• DATA PROVIDED
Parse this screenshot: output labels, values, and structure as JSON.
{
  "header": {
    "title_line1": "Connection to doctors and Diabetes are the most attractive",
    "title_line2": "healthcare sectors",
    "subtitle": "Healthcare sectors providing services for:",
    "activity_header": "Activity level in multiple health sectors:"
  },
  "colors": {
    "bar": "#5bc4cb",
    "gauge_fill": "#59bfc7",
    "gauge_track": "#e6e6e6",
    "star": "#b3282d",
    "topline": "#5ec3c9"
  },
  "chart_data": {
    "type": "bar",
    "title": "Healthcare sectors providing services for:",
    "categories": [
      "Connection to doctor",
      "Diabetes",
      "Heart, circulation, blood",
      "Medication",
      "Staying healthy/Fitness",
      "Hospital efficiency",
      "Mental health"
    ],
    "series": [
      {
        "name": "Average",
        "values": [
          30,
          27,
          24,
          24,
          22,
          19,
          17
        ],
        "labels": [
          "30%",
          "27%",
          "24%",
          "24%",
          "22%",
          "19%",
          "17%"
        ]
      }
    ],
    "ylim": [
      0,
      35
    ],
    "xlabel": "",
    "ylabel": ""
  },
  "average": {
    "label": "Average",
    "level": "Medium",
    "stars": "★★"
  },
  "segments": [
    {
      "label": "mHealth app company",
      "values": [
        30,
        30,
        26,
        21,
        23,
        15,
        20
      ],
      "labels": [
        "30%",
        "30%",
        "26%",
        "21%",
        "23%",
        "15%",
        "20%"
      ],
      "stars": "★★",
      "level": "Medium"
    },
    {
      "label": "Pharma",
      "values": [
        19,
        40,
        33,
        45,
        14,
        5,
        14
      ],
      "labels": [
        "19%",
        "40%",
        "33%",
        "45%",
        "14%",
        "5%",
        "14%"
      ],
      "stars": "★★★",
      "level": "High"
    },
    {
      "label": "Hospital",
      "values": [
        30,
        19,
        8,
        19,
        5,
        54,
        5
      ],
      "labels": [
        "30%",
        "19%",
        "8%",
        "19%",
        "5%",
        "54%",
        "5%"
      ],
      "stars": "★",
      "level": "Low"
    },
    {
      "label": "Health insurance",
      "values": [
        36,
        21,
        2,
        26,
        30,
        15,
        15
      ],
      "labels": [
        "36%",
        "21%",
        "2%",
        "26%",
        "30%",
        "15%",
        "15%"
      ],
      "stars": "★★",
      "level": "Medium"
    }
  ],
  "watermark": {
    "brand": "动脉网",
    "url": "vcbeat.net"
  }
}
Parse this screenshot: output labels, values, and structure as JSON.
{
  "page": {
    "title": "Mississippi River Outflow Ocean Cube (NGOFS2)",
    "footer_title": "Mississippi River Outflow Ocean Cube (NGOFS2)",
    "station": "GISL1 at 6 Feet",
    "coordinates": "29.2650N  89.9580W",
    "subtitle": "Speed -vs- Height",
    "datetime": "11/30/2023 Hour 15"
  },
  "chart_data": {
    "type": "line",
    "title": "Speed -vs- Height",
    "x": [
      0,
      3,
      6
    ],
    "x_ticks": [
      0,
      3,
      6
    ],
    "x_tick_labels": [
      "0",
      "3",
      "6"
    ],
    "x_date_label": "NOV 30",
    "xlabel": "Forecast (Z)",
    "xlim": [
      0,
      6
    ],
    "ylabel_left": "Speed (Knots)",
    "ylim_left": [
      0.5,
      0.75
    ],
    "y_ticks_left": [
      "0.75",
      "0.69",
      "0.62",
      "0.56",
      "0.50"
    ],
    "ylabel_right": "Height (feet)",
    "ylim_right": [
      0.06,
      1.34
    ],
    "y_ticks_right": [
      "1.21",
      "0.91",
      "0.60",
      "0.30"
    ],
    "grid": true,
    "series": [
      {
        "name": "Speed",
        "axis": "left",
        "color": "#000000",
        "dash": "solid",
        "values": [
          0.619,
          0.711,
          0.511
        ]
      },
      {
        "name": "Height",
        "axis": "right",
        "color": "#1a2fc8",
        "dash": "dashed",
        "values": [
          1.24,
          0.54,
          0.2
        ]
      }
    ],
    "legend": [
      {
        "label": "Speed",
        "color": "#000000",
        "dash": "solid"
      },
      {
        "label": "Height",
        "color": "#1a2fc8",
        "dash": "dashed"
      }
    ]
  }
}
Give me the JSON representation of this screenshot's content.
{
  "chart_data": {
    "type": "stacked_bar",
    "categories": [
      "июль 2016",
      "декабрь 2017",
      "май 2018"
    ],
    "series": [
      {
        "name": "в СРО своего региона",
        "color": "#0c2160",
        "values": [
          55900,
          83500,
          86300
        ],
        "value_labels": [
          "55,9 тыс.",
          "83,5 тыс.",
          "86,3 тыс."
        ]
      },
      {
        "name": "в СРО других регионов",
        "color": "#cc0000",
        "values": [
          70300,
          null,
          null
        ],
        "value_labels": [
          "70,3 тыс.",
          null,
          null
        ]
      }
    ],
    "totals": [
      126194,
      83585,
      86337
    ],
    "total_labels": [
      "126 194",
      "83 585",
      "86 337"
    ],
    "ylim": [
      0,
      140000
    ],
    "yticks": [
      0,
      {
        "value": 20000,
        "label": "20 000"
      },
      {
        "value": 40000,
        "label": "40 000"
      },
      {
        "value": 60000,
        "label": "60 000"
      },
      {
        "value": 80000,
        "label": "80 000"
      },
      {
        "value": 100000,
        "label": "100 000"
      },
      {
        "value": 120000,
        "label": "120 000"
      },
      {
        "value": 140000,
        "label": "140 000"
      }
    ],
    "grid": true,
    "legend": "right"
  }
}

• GOAL
Gather each line from the entries above that includes the word "Connection".

• OUTPUT
    "title_line1": "Connection to doctors and Diabetes are the most attractive",
      "Connection to doctor",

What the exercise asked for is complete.